[WHAT THIS TASK INVOLVES]:
Images excluded, repeat each entry below exactly.

++++ DATA TO USE

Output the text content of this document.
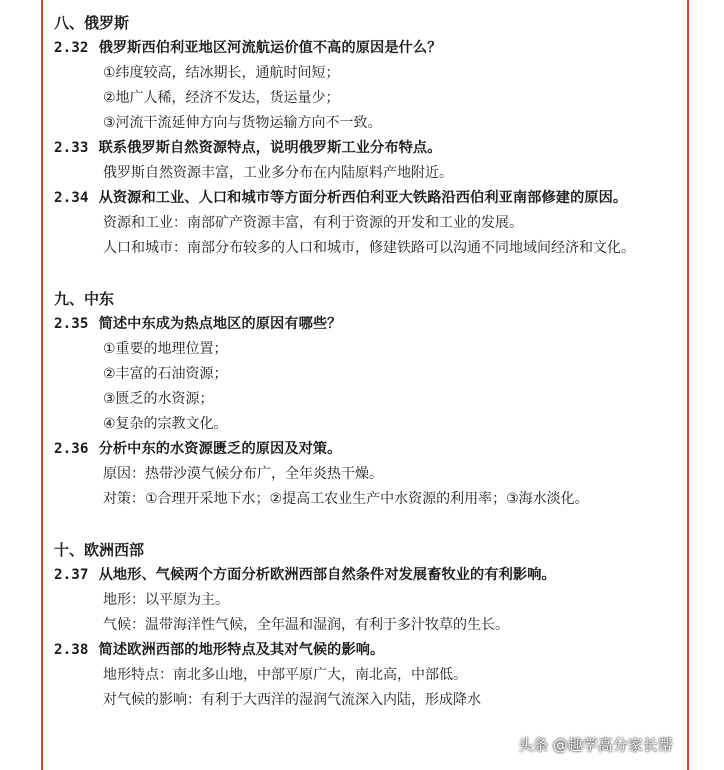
八、俄罗斯
2.32 俄罗斯西伯利亚地区河流航运价值不高的原因是什么？
①纬度较高，结冰期长，通航时间短；
②地广人稀，经济不发达，货运量少；
③河流干流延伸方向与货物运输方向不一致。
2.33 联系俄罗斯自然资源特点，说明俄罗斯工业分布特点。
俄罗斯自然资源丰富，工业多分布在内陆原料产地附近。
2.34 从资源和工业、人口和城市等方面分析西伯利亚大铁路沿西伯利亚南部修建的原因。
资源和工业：南部矿产资源丰富，有利于资源的开发和工业的发展。
人口和城市：南部分布较多的人口和城市，修建铁路可以沟通不同地域间经济和文化。
九、中东
2.35 简述中东成为热点地区的原因有哪些？
①重要的地理位置；
②丰富的石油资源；
③匮乏的水资源；
④复杂的宗教文化。
2.36 分析中东的水资源匮乏的原因及对策。
原因：热带沙漠气候分布广，全年炎热干燥。
对策：①合理开采地下水；②提高工农业生产中水资源的利用率；③海水淡化。
十、欧洲西部
2.37 从地形、气候两个方面分析欧洲西部自然条件对发展畜牧业的有利影响。
地形：以平原为主。
气候：温带海洋性气候，全年温和湿润，有利于多汁牧草的生长。
2.38 简述欧洲西部的地形特点及其对气候的影响。
地形特点：南北多山地，中部平原广大，南北高，中部低。
对气候的影响：有利于大西洋的湿润气流深入内陆，形成降水
头条 @趣学高分家长帮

++++++++

[OUTPUT]:
Output the text content of this document.
八、俄罗斯
2.32 俄罗斯西伯利亚地区河流航运价值不高的原因是什么？
①纬度较高，结冰期长，通航时间短；
②地广人稀，经济不发达，货运量少；
③河流干流延伸方向与货物运输方向不一致。
2.33 联系俄罗斯自然资源特点，说明俄罗斯工业分布特点。
俄罗斯自然资源丰富，工业多分布在内陆原料产地附近。
2.34 从资源和工业、人口和城市等方面分析西伯利亚大铁路沿西伯利亚南部修建的原因。
资源和工业：南部矿产资源丰富，有利于资源的开发和工业的发展。
人口和城市：南部分布较多的人口和城市，修建铁路可以沟通不同地域间经济和文化。
九、中东
2.35 简述中东成为热点地区的原因有哪些？
①重要的地理位置；
②丰富的石油资源；
③匮乏的水资源；
④复杂的宗教文化。
2.36 分析中东的水资源匮乏的原因及对策。
原因：热带沙漠气候分布广，全年炎热干燥。
对策：①合理开采地下水；②提高工农业生产中水资源的利用率；③海水淡化。
十、欧洲西部
2.37 从地形、气候两个方面分析欧洲西部自然条件对发展畜牧业的有利影响。
地形：以平原为主。
气候：温带海洋性气候，全年温和湿润，有利于多汁牧草的生长。
2.38 简述欧洲西部的地形特点及其对气候的影响。
地形特点：南北多山地，中部平原广大，南北高，中部低。
对气候的影响：有利于大西洋的湿润气流深入内陆，形成降水
头条 @趣学高分家长帮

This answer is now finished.